Please give the count of lines holding the string "panel" and nothing besides.

* **INFORMATION PROVIDED**:
****************************************

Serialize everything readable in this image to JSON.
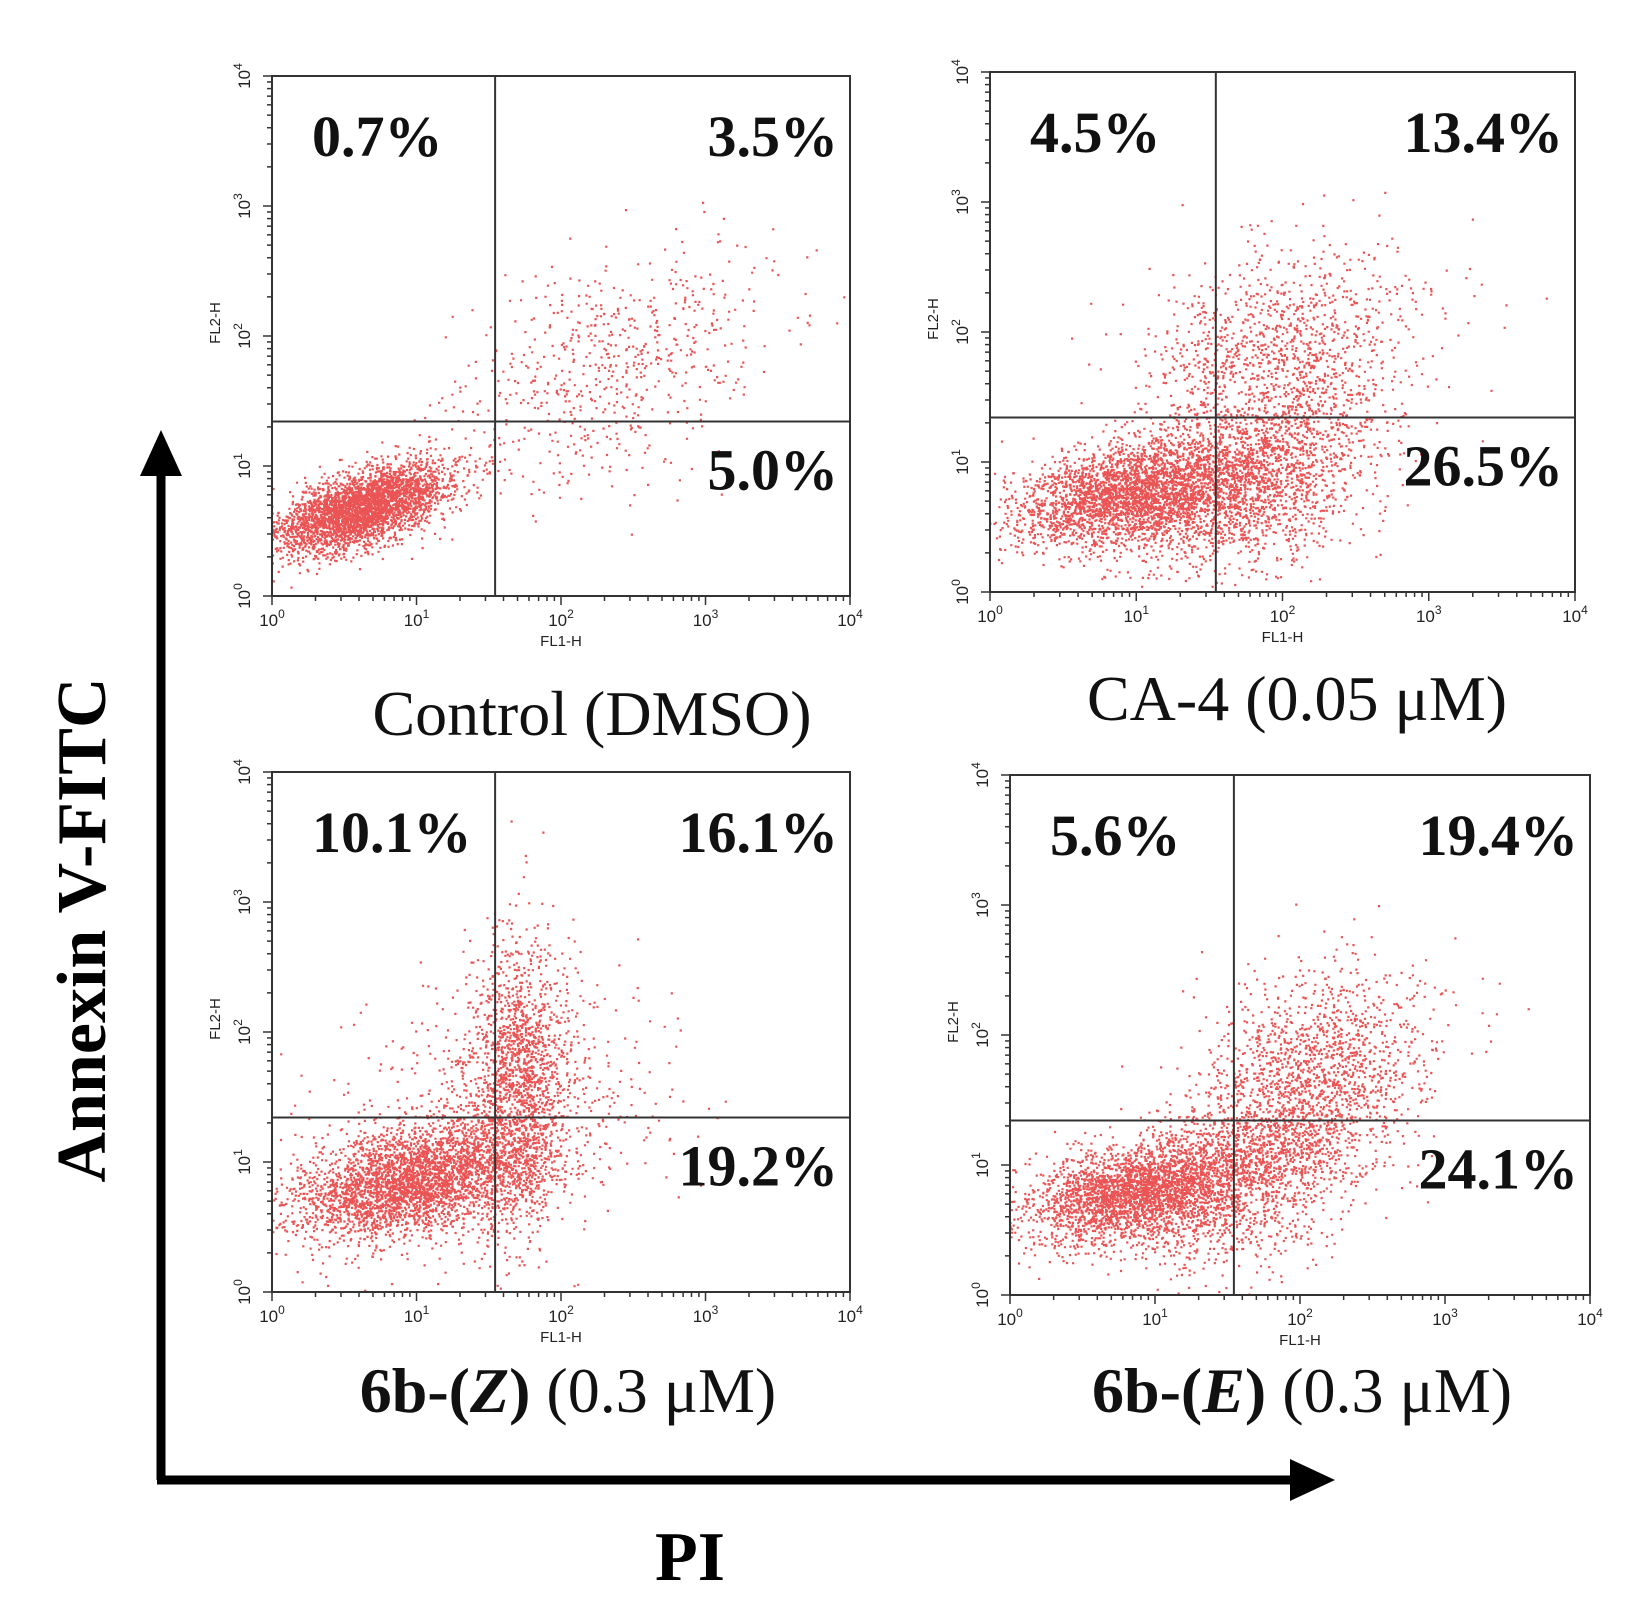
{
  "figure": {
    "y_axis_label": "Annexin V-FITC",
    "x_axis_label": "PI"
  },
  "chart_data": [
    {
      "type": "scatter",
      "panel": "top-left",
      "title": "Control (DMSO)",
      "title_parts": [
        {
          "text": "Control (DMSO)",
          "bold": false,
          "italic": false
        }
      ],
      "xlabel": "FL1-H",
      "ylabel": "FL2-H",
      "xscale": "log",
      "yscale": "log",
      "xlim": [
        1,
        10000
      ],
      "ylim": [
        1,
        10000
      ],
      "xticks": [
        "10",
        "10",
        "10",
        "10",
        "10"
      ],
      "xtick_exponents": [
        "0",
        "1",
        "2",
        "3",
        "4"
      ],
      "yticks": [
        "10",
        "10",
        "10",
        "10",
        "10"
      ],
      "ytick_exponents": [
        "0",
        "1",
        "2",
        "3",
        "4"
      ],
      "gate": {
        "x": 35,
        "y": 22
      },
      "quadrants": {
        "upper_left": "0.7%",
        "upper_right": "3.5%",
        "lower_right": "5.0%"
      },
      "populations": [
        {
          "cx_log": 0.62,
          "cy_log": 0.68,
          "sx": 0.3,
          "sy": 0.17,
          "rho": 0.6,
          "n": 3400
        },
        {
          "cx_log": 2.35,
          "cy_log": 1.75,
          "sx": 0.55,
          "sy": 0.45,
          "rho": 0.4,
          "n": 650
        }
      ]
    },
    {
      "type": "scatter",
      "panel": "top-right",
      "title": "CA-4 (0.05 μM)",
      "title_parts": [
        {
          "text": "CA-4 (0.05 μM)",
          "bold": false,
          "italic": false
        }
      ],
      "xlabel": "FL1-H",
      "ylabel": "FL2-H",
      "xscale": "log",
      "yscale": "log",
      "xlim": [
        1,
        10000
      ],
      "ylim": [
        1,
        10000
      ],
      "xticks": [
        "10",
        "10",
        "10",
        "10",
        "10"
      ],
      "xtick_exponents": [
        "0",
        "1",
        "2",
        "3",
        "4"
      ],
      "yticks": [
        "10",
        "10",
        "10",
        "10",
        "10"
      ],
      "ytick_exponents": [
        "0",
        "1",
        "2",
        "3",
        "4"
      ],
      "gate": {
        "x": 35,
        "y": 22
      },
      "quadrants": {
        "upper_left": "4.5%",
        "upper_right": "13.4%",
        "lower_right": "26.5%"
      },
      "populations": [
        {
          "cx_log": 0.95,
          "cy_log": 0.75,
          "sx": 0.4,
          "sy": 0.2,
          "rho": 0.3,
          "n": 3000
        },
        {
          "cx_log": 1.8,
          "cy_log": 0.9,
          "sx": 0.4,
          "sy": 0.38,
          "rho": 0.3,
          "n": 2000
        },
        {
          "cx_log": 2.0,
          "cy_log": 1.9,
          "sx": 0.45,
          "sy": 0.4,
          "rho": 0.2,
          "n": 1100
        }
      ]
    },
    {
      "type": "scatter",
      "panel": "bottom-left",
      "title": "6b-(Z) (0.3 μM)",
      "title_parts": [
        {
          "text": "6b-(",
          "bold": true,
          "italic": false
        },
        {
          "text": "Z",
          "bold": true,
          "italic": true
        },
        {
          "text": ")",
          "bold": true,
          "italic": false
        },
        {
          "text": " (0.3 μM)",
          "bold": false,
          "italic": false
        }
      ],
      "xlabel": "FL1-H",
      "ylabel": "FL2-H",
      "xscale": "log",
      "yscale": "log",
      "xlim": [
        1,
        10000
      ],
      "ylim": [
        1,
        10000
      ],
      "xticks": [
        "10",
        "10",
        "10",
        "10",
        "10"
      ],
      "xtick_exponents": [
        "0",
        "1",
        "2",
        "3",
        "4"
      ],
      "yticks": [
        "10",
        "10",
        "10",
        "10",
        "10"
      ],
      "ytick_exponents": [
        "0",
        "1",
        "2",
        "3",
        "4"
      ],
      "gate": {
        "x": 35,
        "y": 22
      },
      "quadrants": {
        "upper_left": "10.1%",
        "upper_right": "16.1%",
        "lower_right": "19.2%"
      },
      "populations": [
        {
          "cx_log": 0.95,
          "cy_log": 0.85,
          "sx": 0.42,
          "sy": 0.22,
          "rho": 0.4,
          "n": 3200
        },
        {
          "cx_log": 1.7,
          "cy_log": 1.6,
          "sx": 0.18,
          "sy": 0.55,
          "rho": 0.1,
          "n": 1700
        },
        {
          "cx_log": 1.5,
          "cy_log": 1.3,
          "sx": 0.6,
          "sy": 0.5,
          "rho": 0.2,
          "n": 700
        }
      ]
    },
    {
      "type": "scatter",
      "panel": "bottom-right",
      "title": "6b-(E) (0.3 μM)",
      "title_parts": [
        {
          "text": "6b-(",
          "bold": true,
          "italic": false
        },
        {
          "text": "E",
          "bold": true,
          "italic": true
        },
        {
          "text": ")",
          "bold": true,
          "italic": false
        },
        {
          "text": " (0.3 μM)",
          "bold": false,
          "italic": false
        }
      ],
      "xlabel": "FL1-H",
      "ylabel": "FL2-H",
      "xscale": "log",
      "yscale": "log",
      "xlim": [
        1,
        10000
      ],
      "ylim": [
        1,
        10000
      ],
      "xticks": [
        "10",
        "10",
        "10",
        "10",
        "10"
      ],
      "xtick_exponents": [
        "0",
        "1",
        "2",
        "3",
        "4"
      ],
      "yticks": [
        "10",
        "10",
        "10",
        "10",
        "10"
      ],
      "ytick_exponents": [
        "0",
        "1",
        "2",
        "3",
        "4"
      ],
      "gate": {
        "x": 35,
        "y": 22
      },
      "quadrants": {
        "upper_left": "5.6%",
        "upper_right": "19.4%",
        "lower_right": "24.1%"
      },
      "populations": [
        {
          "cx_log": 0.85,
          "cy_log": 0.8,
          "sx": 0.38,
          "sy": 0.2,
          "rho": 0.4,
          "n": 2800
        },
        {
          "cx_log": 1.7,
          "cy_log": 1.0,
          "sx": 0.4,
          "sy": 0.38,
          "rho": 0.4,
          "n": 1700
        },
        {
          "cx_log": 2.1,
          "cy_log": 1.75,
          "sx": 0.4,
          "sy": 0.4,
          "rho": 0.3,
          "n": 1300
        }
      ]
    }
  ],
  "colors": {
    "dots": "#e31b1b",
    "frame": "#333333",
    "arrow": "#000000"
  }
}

****************************************

* **EXERCISE SOLUTION**: 4